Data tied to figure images
+---+
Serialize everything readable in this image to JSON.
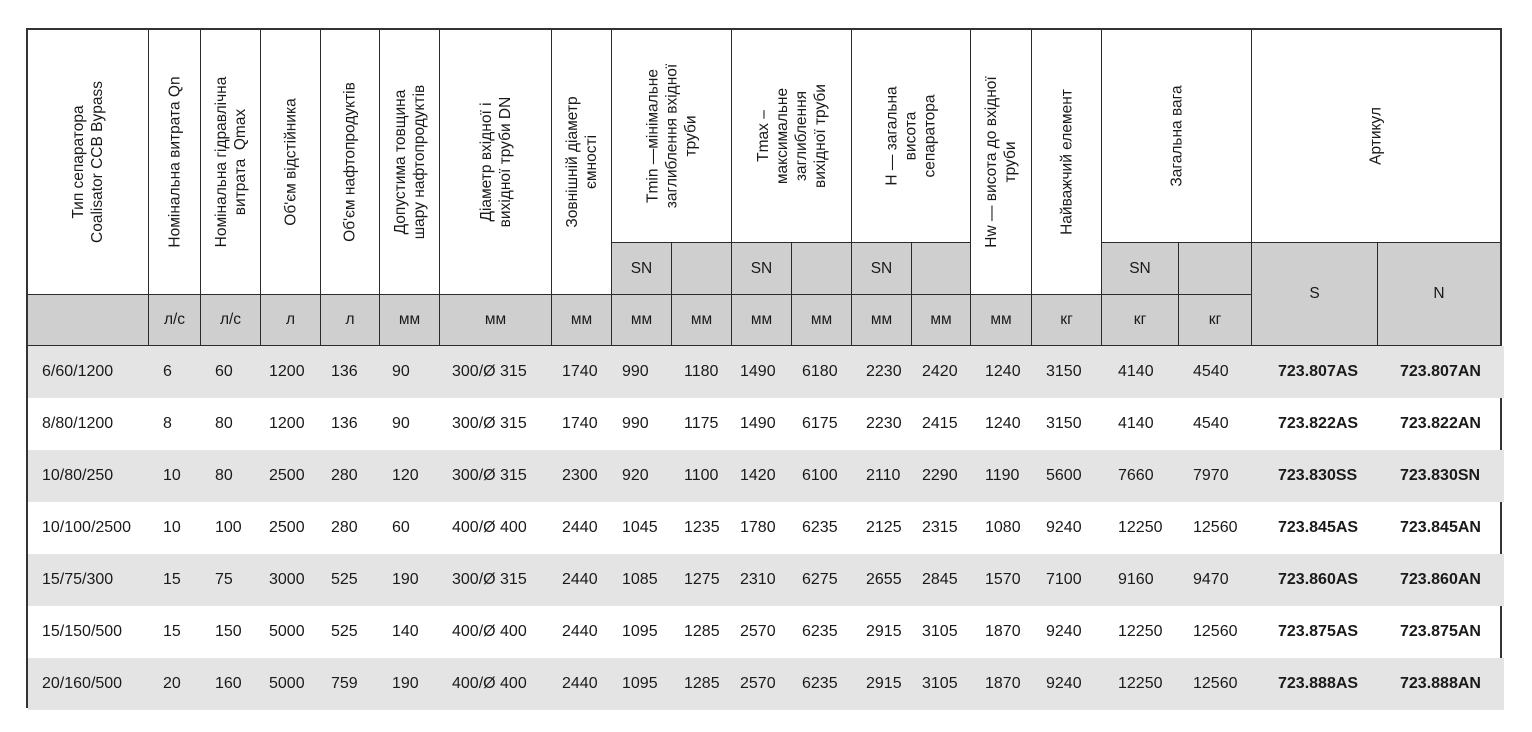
{
  "headers": [
    {
      "key": "type",
      "label": "Тип сепаратора\nCoalisator CCB Bypass"
    },
    {
      "key": "qn",
      "label": "Номінальна витрата Qn"
    },
    {
      "key": "qmax",
      "label": "Номінальна гідравлічна\nвитрата  Qmax"
    },
    {
      "key": "vol",
      "label": "Об'єм відстійника"
    },
    {
      "key": "oil",
      "label": "Об'єм нафтопродуктів"
    },
    {
      "key": "thick",
      "label": "Допустима товщина\nшару нафтопродуктів"
    },
    {
      "key": "dn",
      "label": "Діаметр вхідної і\nвихідної труби DN"
    },
    {
      "key": "outer",
      "label": "Зовнішній діаметр\nємності"
    },
    {
      "key": "tmin",
      "label": "Tmin —мінімальне\nзаглиблення вхідної\nтруби"
    },
    {
      "key": "tmax",
      "label": "Tmax –\nмаксимальне\nзаглиблення\nвихідної труби"
    },
    {
      "key": "h",
      "label": "H — загальна\nвисота\nсепаратора"
    },
    {
      "key": "hw",
      "label": "Hw — висота до вхідної\nтруби"
    },
    {
      "key": "heavy",
      "label": "Найважчий елемент"
    },
    {
      "key": "weight",
      "label": "Загальна вага"
    },
    {
      "key": "article",
      "label": "Артикул"
    }
  ],
  "sn_label": "SN",
  "article_sub": [
    "S",
    "N"
  ],
  "units": [
    "",
    "л/с",
    "л/с",
    "л",
    "л",
    "мм",
    "мм",
    "мм",
    "мм",
    "мм",
    "мм",
    "мм",
    "мм",
    "мм",
    "мм",
    "кг",
    "кг",
    "кг"
  ],
  "rows": [
    [
      "6/60/1200",
      "6",
      "60",
      "1200",
      "136",
      "90",
      "300/Ø 315",
      "1740",
      "990",
      "1180",
      "1490",
      "6180",
      "2230",
      "2420",
      "1240",
      "3150",
      "4140",
      "4540",
      "723.807AS",
      "723.807AN"
    ],
    [
      "8/80/1200",
      "8",
      "80",
      "1200",
      "136",
      "90",
      "300/Ø 315",
      "1740",
      "990",
      "1175",
      "1490",
      "6175",
      "2230",
      "2415",
      "1240",
      "3150",
      "4140",
      "4540",
      "723.822AS",
      "723.822AN"
    ],
    [
      "10/80/250",
      "10",
      "80",
      "2500",
      "280",
      "120",
      "300/Ø 315",
      "2300",
      "920",
      "1100",
      "1420",
      "6100",
      "2110",
      "2290",
      "1190",
      "5600",
      "7660",
      "7970",
      "723.830SS",
      "723.830SN"
    ],
    [
      "10/100/2500",
      "10",
      "100",
      "2500",
      "280",
      "60",
      "400/Ø 400",
      "2440",
      "1045",
      "1235",
      "1780",
      "6235",
      "2125",
      "2315",
      "1080",
      "9240",
      "12250",
      "12560",
      "723.845AS",
      "723.845AN"
    ],
    [
      "15/75/300",
      "15",
      "75",
      "3000",
      "525",
      "190",
      "300/Ø 315",
      "2440",
      "1085",
      "1275",
      "2310",
      "6275",
      "2655",
      "2845",
      "1570",
      "7100",
      "9160",
      "9470",
      "723.860AS",
      "723.860AN"
    ],
    [
      "15/150/500",
      "15",
      "150",
      "5000",
      "525",
      "140",
      "400/Ø 400",
      "2440",
      "1095",
      "1285",
      "2570",
      "6235",
      "2915",
      "3105",
      "1870",
      "9240",
      "12250",
      "12560",
      "723.875AS",
      "723.875AN"
    ],
    [
      "20/160/500",
      "20",
      "160",
      "5000",
      "759",
      "190",
      "400/Ø 400",
      "2440",
      "1095",
      "1285",
      "2570",
      "6235",
      "2915",
      "3105",
      "1870",
      "9240",
      "12250",
      "12560",
      "723.888AS",
      "723.888AN"
    ]
  ]
}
+---+
Drop the images and quote the entries word for word.

Serialize everything readable in this image to JSON.
{
  "headers": [
    {
      "key": "type",
      "label": "Тип сепаратора\nCoalisator CCB Bypass"
    },
    {
      "key": "qn",
      "label": "Номінальна витрата Qn"
    },
    {
      "key": "qmax",
      "label": "Номінальна гідравлічна\nвитрата  Qmax"
    },
    {
      "key": "vol",
      "label": "Об'єм відстійника"
    },
    {
      "key": "oil",
      "label": "Об'єм нафтопродуктів"
    },
    {
      "key": "thick",
      "label": "Допустима товщина\nшару нафтопродуктів"
    },
    {
      "key": "dn",
      "label": "Діаметр вхідної і\nвихідної труби DN"
    },
    {
      "key": "outer",
      "label": "Зовнішній діаметр\nємності"
    },
    {
      "key": "tmin",
      "label": "Tmin —мінімальне\nзаглиблення вхідної\nтруби"
    },
    {
      "key": "tmax",
      "label": "Tmax –\nмаксимальне\nзаглиблення\nвихідної труби"
    },
    {
      "key": "h",
      "label": "H — загальна\nвисота\nсепаратора"
    },
    {
      "key": "hw",
      "label": "Hw — висота до вхідної\nтруби"
    },
    {
      "key": "heavy",
      "label": "Найважчий елемент"
    },
    {
      "key": "weight",
      "label": "Загальна вага"
    },
    {
      "key": "article",
      "label": "Артикул"
    }
  ],
  "sn_label": "SN",
  "article_sub": [
    "S",
    "N"
  ],
  "units": [
    "",
    "л/с",
    "л/с",
    "л",
    "л",
    "мм",
    "мм",
    "мм",
    "мм",
    "мм",
    "мм",
    "мм",
    "мм",
    "мм",
    "мм",
    "кг",
    "кг",
    "кг"
  ],
  "rows": [
    [
      "6/60/1200",
      "6",
      "60",
      "1200",
      "136",
      "90",
      "300/Ø 315",
      "1740",
      "990",
      "1180",
      "1490",
      "6180",
      "2230",
      "2420",
      "1240",
      "3150",
      "4140",
      "4540",
      "723.807AS",
      "723.807AN"
    ],
    [
      "8/80/1200",
      "8",
      "80",
      "1200",
      "136",
      "90",
      "300/Ø 315",
      "1740",
      "990",
      "1175",
      "1490",
      "6175",
      "2230",
      "2415",
      "1240",
      "3150",
      "4140",
      "4540",
      "723.822AS",
      "723.822AN"
    ],
    [
      "10/80/250",
      "10",
      "80",
      "2500",
      "280",
      "120",
      "300/Ø 315",
      "2300",
      "920",
      "1100",
      "1420",
      "6100",
      "2110",
      "2290",
      "1190",
      "5600",
      "7660",
      "7970",
      "723.830SS",
      "723.830SN"
    ],
    [
      "10/100/2500",
      "10",
      "100",
      "2500",
      "280",
      "60",
      "400/Ø 400",
      "2440",
      "1045",
      "1235",
      "1780",
      "6235",
      "2125",
      "2315",
      "1080",
      "9240",
      "12250",
      "12560",
      "723.845AS",
      "723.845AN"
    ],
    [
      "15/75/300",
      "15",
      "75",
      "3000",
      "525",
      "190",
      "300/Ø 315",
      "2440",
      "1085",
      "1275",
      "2310",
      "6275",
      "2655",
      "2845",
      "1570",
      "7100",
      "9160",
      "9470",
      "723.860AS",
      "723.860AN"
    ],
    [
      "15/150/500",
      "15",
      "150",
      "5000",
      "525",
      "140",
      "400/Ø 400",
      "2440",
      "1095",
      "1285",
      "2570",
      "6235",
      "2915",
      "3105",
      "1870",
      "9240",
      "12250",
      "12560",
      "723.875AS",
      "723.875AN"
    ],
    [
      "20/160/500",
      "20",
      "160",
      "5000",
      "759",
      "190",
      "400/Ø 400",
      "2440",
      "1095",
      "1285",
      "2570",
      "6235",
      "2915",
      "3105",
      "1870",
      "9240",
      "12250",
      "12560",
      "723.888AS",
      "723.888AN"
    ]
  ]
}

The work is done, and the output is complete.